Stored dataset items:
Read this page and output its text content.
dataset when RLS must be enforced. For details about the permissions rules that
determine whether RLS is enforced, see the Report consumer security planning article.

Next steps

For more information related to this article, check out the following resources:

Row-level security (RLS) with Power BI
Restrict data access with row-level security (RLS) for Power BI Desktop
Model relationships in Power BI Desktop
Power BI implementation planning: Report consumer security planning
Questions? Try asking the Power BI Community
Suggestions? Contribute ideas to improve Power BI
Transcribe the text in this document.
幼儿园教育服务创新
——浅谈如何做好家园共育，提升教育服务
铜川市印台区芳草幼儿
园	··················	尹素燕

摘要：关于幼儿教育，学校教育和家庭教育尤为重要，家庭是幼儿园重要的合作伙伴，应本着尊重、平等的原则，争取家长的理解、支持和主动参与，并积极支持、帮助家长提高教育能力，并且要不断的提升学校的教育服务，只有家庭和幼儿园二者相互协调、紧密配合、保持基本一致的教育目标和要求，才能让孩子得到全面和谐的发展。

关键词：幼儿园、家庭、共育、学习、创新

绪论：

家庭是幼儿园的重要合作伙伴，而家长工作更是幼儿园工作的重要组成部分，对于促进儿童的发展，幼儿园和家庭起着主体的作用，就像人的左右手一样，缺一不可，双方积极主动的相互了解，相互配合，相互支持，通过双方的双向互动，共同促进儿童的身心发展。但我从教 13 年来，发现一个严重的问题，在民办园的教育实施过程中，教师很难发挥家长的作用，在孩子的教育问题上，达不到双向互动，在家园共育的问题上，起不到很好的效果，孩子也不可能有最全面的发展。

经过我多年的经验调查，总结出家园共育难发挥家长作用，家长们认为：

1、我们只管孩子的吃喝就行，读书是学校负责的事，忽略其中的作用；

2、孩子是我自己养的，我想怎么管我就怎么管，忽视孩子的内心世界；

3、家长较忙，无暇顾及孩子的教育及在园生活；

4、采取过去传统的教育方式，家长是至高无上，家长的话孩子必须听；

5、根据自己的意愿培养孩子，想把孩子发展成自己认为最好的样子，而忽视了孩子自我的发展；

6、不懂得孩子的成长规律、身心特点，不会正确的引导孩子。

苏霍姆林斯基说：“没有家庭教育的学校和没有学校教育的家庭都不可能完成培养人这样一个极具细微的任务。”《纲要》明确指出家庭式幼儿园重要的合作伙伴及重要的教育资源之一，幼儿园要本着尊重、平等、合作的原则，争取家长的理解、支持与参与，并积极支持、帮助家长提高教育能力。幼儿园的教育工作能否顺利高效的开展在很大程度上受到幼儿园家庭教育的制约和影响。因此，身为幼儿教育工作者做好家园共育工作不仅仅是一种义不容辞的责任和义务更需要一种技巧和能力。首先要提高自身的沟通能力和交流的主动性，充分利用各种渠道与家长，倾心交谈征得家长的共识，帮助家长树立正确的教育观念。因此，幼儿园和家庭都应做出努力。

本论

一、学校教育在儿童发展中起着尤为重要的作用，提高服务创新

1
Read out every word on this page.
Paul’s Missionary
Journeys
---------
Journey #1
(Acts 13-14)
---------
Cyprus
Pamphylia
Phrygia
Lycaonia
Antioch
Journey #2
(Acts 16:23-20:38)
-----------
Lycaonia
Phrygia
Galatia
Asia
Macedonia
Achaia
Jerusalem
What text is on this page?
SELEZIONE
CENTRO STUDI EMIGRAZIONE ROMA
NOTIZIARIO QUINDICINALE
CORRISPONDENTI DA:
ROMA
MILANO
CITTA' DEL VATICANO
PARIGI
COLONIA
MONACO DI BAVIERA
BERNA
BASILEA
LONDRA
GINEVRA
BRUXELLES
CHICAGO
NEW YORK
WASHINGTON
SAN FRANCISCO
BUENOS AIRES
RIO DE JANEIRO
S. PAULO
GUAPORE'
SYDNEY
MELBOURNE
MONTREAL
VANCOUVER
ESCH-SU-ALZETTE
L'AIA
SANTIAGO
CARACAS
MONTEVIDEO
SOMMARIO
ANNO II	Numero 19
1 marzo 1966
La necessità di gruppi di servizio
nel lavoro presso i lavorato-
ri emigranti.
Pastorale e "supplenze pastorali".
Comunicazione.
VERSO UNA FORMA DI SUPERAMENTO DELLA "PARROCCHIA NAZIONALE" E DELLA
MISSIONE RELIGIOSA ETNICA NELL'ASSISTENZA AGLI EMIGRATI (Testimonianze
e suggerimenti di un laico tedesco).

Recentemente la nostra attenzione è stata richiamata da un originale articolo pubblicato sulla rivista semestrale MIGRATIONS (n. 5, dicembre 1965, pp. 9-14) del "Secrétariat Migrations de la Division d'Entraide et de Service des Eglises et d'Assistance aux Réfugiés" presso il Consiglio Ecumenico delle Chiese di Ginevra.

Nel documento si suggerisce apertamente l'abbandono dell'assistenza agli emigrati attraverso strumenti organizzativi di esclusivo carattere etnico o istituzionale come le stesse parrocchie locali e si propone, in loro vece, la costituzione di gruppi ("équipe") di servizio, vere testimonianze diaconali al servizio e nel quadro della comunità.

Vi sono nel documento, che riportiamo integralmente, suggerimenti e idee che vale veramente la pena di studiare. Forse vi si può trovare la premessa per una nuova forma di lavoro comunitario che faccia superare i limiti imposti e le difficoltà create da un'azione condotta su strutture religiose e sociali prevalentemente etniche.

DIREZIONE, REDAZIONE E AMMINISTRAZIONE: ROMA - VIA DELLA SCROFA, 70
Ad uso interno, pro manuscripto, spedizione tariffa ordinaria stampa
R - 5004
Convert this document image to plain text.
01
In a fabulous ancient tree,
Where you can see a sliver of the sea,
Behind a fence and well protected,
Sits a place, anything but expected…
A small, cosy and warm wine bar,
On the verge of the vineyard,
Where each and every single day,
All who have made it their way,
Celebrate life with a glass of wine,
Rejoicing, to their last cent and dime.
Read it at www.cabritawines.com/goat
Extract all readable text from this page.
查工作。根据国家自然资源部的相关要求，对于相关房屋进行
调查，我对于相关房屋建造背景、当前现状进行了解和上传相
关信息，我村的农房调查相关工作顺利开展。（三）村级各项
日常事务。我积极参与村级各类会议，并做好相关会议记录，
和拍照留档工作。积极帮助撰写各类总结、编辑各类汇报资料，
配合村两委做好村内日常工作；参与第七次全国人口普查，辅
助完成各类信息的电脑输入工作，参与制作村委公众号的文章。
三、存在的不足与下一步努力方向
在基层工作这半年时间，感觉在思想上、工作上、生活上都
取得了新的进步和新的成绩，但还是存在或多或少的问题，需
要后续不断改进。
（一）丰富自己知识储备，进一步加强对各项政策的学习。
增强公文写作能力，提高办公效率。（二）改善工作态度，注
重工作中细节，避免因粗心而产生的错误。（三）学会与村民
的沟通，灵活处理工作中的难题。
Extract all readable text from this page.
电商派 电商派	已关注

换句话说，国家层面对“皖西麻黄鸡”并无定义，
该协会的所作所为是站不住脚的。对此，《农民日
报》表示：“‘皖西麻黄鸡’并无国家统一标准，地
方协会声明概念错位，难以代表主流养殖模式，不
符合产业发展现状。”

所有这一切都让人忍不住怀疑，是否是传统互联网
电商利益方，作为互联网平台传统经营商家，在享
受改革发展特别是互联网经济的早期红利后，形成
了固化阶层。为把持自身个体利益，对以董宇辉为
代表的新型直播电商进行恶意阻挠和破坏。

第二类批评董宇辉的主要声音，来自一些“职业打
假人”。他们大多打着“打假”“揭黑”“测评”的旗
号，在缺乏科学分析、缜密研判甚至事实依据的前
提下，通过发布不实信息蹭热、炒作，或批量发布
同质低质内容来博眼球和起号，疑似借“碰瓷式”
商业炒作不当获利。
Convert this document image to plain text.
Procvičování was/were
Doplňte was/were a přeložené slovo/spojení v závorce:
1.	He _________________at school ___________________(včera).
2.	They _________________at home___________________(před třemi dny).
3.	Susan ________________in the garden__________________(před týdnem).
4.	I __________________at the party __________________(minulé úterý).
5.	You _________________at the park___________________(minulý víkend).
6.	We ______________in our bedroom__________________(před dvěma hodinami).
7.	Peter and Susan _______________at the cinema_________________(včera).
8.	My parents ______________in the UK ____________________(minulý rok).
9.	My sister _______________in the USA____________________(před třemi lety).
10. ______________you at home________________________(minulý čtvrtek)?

Objective
Note how many lines in the listing above hold the string "并积极支持", then give only that figure.

Correct answer
2